◆ STATED PROBLEM
Restate all of the entries exactly, dropping any pictures they hold.

◆ THE INPUT
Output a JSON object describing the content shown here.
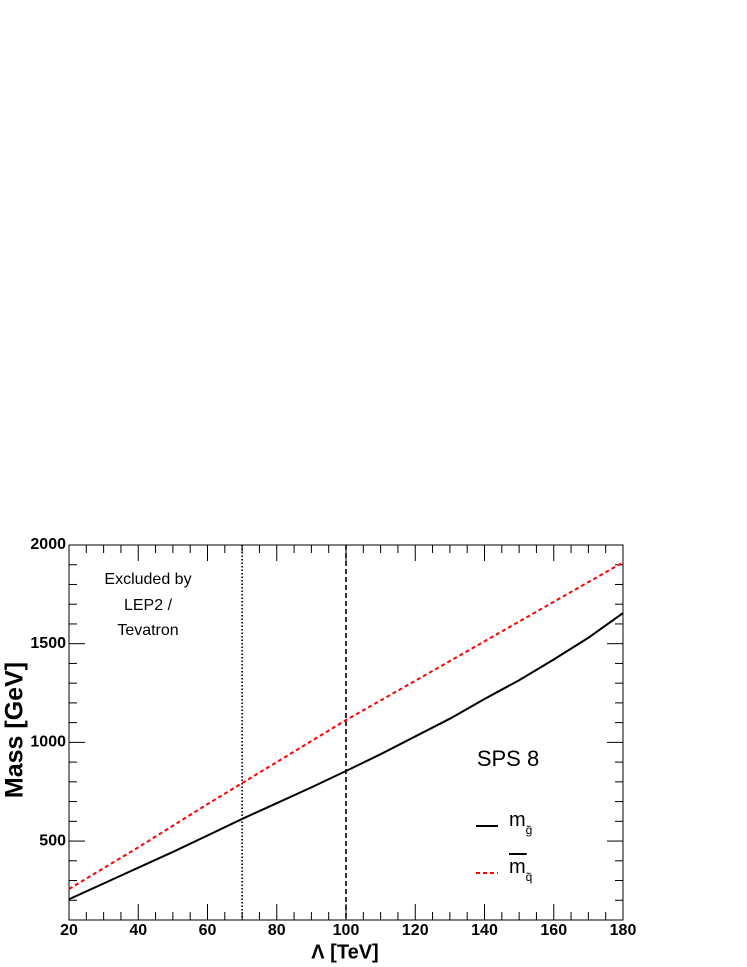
{
  "chart_data": {
    "type": "line",
    "xlabel": "Λ  [TeV]",
    "ylabel": "Mass [GeV]",
    "xlim": [
      20,
      180
    ],
    "ylim": [
      100,
      2000
    ],
    "xticks": [
      20,
      40,
      60,
      80,
      100,
      120,
      140,
      160,
      180
    ],
    "yticks": [
      500,
      1000,
      1500,
      2000
    ],
    "xminorticks": [
      25,
      30,
      35,
      45,
      50,
      55,
      65,
      70,
      75,
      85,
      90,
      95,
      105,
      110,
      115,
      125,
      130,
      135,
      145,
      150,
      155,
      165,
      170,
      175
    ],
    "yminorticks": [
      100,
      200,
      300,
      400,
      600,
      700,
      800,
      900,
      1100,
      1200,
      1300,
      1400,
      1600,
      1700,
      1800,
      1900
    ],
    "series": [
      {
        "name": "m",
        "subscript": "g̃",
        "overline": false,
        "color": "#000000",
        "dash": "none",
        "x": [
          20,
          30,
          40,
          50,
          60,
          70,
          80,
          90,
          100,
          110,
          120,
          130,
          140,
          150,
          160,
          170,
          180
        ],
        "values": [
          205,
          285,
          365,
          445,
          528,
          612,
          692,
          772,
          855,
          940,
          1030,
          1120,
          1220,
          1315,
          1420,
          1530,
          1655
        ]
      },
      {
        "name": "m",
        "subscript": "q̃",
        "overline": true,
        "color": "#ff0000",
        "dash": "4,3",
        "x": [
          20,
          40,
          60,
          80,
          100,
          120,
          140,
          160,
          180
        ],
        "values": [
          257,
          468,
          687,
          900,
          1113,
          1312,
          1512,
          1712,
          1912
        ]
      }
    ],
    "vlines": [
      {
        "x": 70,
        "dash": "1.5,2"
      },
      {
        "x": 100,
        "dash": "5,3"
      }
    ],
    "annotations": [
      "Excluded by",
      "LEP2 /",
      "Tevatron",
      "SPS 8"
    ]
  }
}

◆ RESULT OF THE TASK
Output a JSON object describing the content shown here.
{
  "chart_data": {
    "type": "line",
    "xlabel": "Λ  [TeV]",
    "ylabel": "Mass [GeV]",
    "xlim": [
      20,
      180
    ],
    "ylim": [
      100,
      2000
    ],
    "xticks": [
      20,
      40,
      60,
      80,
      100,
      120,
      140,
      160,
      180
    ],
    "yticks": [
      500,
      1000,
      1500,
      2000
    ],
    "xminorticks": [
      25,
      30,
      35,
      45,
      50,
      55,
      65,
      70,
      75,
      85,
      90,
      95,
      105,
      110,
      115,
      125,
      130,
      135,
      145,
      150,
      155,
      165,
      170,
      175
    ],
    "yminorticks": [
      100,
      200,
      300,
      400,
      600,
      700,
      800,
      900,
      1100,
      1200,
      1300,
      1400,
      1600,
      1700,
      1800,
      1900
    ],
    "series": [
      {
        "name": "m",
        "subscript": "g̃",
        "overline": false,
        "color": "#000000",
        "dash": "none",
        "x": [
          20,
          30,
          40,
          50,
          60,
          70,
          80,
          90,
          100,
          110,
          120,
          130,
          140,
          150,
          160,
          170,
          180
        ],
        "values": [
          205,
          285,
          365,
          445,
          528,
          612,
          692,
          772,
          855,
          940,
          1030,
          1120,
          1220,
          1315,
          1420,
          1530,
          1655
        ]
      },
      {
        "name": "m",
        "subscript": "q̃",
        "overline": true,
        "color": "#ff0000",
        "dash": "4,3",
        "x": [
          20,
          40,
          60,
          80,
          100,
          120,
          140,
          160,
          180
        ],
        "values": [
          257,
          468,
          687,
          900,
          1113,
          1312,
          1512,
          1712,
          1912
        ]
      }
    ],
    "vlines": [
      {
        "x": 70,
        "dash": "1.5,2"
      },
      {
        "x": 100,
        "dash": "5,3"
      }
    ],
    "annotations": [
      "Excluded by",
      "LEP2 /",
      "Tevatron",
      "SPS 8"
    ]
  }
}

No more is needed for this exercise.